:: Goal ::
Copy every line of the listing that holds the string "name".

--- Stored data ---

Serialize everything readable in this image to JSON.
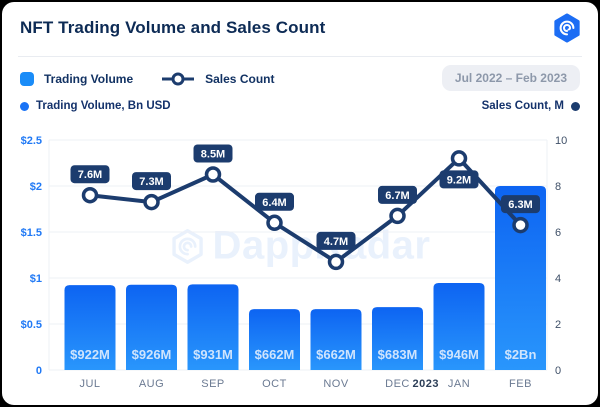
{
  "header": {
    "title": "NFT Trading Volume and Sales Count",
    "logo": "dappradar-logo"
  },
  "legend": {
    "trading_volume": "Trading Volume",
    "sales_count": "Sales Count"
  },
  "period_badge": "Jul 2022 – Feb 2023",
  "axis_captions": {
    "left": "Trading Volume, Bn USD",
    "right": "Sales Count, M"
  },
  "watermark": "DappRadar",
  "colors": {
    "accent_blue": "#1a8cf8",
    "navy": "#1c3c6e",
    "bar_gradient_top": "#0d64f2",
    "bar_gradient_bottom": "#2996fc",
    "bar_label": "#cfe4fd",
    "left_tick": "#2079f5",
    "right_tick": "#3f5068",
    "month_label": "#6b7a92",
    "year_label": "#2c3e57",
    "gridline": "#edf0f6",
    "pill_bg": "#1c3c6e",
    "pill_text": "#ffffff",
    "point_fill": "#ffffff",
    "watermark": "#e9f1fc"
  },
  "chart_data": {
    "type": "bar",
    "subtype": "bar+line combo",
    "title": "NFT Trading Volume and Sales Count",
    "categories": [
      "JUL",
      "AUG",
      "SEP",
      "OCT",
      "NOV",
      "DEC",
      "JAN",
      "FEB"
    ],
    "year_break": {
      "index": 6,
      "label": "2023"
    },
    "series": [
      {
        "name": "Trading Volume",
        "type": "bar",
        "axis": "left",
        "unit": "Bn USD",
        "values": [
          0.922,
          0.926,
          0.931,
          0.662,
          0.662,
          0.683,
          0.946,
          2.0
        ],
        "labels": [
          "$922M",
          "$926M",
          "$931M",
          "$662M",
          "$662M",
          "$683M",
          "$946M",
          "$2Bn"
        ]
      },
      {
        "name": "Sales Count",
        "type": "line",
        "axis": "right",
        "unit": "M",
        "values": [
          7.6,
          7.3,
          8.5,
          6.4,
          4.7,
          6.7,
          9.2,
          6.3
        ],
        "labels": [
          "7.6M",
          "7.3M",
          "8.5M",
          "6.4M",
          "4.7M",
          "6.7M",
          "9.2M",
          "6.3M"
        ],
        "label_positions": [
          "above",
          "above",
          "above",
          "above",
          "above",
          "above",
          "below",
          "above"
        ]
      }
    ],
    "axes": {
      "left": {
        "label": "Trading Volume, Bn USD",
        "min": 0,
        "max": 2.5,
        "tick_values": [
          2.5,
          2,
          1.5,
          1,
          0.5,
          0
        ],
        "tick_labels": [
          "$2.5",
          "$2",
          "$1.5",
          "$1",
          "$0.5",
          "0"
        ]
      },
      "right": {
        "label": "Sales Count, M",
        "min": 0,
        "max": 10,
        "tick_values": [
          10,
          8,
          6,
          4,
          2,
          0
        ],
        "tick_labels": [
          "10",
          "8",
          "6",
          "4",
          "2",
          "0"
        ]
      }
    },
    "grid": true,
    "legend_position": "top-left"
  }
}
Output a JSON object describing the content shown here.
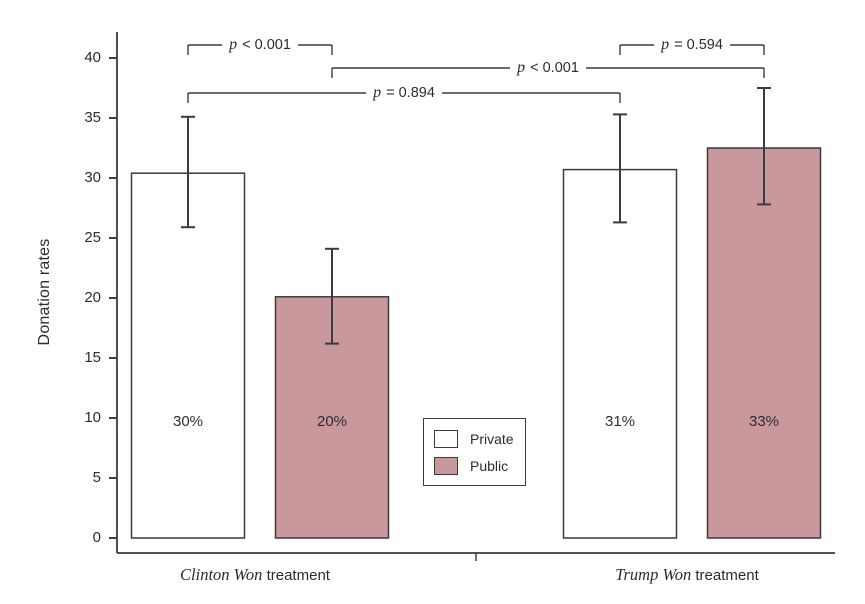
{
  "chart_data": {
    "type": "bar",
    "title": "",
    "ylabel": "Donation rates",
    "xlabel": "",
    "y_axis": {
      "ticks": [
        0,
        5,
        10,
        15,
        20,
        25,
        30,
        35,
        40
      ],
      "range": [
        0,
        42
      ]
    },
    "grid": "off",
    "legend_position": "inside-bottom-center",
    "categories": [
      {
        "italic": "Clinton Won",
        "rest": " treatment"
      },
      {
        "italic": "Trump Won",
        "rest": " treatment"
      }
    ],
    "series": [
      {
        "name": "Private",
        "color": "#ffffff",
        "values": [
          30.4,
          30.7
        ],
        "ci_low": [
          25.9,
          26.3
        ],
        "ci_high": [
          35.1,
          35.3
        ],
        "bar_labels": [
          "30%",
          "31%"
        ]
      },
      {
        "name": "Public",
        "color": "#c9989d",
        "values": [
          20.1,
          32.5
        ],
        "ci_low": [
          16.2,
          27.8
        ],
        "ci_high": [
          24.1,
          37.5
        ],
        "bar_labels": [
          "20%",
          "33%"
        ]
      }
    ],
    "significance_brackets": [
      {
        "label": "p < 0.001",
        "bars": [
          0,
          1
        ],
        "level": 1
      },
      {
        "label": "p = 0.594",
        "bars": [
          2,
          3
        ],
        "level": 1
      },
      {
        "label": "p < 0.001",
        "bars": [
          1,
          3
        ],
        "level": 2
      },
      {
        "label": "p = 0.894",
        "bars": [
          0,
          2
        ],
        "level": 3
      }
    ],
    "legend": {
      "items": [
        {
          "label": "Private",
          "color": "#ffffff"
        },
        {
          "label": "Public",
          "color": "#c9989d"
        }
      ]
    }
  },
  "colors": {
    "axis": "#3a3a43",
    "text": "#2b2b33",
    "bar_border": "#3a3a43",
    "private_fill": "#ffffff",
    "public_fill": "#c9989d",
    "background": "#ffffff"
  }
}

---
--- Stored data ---

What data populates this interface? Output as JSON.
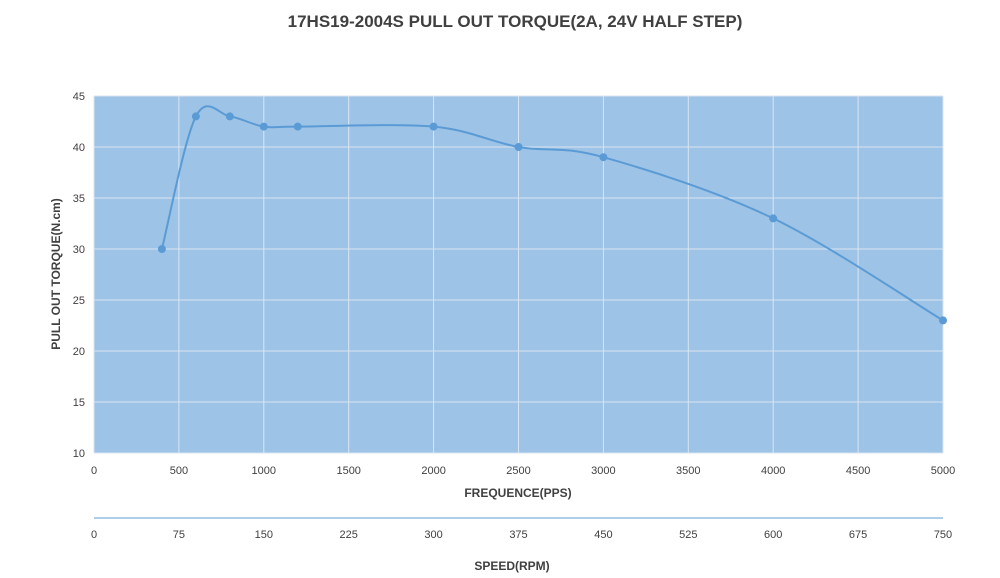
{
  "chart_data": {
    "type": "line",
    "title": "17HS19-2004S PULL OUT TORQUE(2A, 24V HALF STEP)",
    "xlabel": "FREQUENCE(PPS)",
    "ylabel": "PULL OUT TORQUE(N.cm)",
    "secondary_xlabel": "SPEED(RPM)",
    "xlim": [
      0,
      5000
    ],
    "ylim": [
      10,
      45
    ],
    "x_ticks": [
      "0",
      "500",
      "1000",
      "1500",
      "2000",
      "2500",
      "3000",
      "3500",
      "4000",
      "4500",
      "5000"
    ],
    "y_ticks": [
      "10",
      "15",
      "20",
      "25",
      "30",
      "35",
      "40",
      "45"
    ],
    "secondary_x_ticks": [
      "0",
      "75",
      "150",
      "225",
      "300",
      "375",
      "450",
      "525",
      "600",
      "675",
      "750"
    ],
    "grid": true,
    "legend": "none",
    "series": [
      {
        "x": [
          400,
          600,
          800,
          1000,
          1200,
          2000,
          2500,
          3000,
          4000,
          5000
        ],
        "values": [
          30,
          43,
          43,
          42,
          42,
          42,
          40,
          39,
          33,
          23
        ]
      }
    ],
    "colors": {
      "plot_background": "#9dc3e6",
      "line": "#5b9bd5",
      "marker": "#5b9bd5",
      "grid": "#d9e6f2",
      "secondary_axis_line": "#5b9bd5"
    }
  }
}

---

:: The output ::
        "name": "Trading Volume",
        "name": "Sales Count",
        "name": "Private",
        "name": "Public",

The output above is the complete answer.